A run of records
__________

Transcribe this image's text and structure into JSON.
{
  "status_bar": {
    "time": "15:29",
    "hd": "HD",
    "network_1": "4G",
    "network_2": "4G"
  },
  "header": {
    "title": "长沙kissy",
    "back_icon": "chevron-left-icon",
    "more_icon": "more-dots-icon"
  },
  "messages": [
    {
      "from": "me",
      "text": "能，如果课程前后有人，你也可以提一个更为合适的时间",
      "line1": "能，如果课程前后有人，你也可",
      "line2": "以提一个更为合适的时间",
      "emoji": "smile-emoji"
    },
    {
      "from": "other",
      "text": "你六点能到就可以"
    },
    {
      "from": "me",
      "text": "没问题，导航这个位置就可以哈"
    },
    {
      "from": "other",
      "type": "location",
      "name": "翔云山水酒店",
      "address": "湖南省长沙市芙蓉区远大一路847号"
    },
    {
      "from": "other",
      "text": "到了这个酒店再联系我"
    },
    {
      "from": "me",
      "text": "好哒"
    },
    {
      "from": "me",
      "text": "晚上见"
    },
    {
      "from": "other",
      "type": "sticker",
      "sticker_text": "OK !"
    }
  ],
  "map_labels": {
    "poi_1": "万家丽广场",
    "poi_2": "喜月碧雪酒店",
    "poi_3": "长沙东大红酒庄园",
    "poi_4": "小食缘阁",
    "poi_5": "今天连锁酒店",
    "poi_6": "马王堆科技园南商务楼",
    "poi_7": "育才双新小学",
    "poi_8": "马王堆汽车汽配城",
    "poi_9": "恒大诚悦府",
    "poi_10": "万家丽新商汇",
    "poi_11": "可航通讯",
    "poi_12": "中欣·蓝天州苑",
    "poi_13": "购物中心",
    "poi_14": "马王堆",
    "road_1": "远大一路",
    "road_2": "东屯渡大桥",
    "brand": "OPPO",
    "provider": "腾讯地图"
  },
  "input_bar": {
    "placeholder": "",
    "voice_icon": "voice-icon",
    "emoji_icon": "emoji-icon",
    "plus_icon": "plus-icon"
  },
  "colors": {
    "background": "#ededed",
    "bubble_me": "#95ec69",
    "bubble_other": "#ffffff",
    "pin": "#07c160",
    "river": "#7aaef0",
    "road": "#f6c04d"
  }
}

__________

## [TASK REQUIREMENTS]
Repeat every line of the material exactly as given.

## [THE REPLY]
Transcribe this image's text and structure into JSON.
{
  "status_bar": {
    "time": "15:29",
    "hd": "HD",
    "network_1": "4G",
    "network_2": "4G"
  },
  "header": {
    "title": "长沙kissy",
    "back_icon": "chevron-left-icon",
    "more_icon": "more-dots-icon"
  },
  "messages": [
    {
      "from": "me",
      "text": "能，如果课程前后有人，你也可以提一个更为合适的时间",
      "line1": "能，如果课程前后有人，你也可",
      "line2": "以提一个更为合适的时间",
      "emoji": "smile-emoji"
    },
    {
      "from": "other",
      "text": "你六点能到就可以"
    },
    {
      "from": "me",
      "text": "没问题，导航这个位置就可以哈"
    },
    {
      "from": "other",
      "type": "location",
      "name": "翔云山水酒店",
      "address": "湖南省长沙市芙蓉区远大一路847号"
    },
    {
      "from": "other",
      "text": "到了这个酒店再联系我"
    },
    {
      "from": "me",
      "text": "好哒"
    },
    {
      "from": "me",
      "text": "晚上见"
    },
    {
      "from": "other",
      "type": "sticker",
      "sticker_text": "OK !"
    }
  ],
  "map_labels": {
    "poi_1": "万家丽广场",
    "poi_2": "喜月碧雪酒店",
    "poi_3": "长沙东大红酒庄园",
    "poi_4": "小食缘阁",
    "poi_5": "今天连锁酒店",
    "poi_6": "马王堆科技园南商务楼",
    "poi_7": "育才双新小学",
    "poi_8": "马王堆汽车汽配城",
    "poi_9": "恒大诚悦府",
    "poi_10": "万家丽新商汇",
    "poi_11": "可航通讯",
    "poi_12": "中欣·蓝天州苑",
    "poi_13": "购物中心",
    "poi_14": "马王堆",
    "road_1": "远大一路",
    "road_2": "东屯渡大桥",
    "brand": "OPPO",
    "provider": "腾讯地图"
  },
  "input_bar": {
    "placeholder": "",
    "voice_icon": "voice-icon",
    "emoji_icon": "emoji-icon",
    "plus_icon": "plus-icon"
  },
  "colors": {
    "background": "#ededed",
    "bubble_me": "#95ec69",
    "bubble_other": "#ffffff",
    "pin": "#07c160",
    "river": "#7aaef0",
    "road": "#f6c04d"
  }
}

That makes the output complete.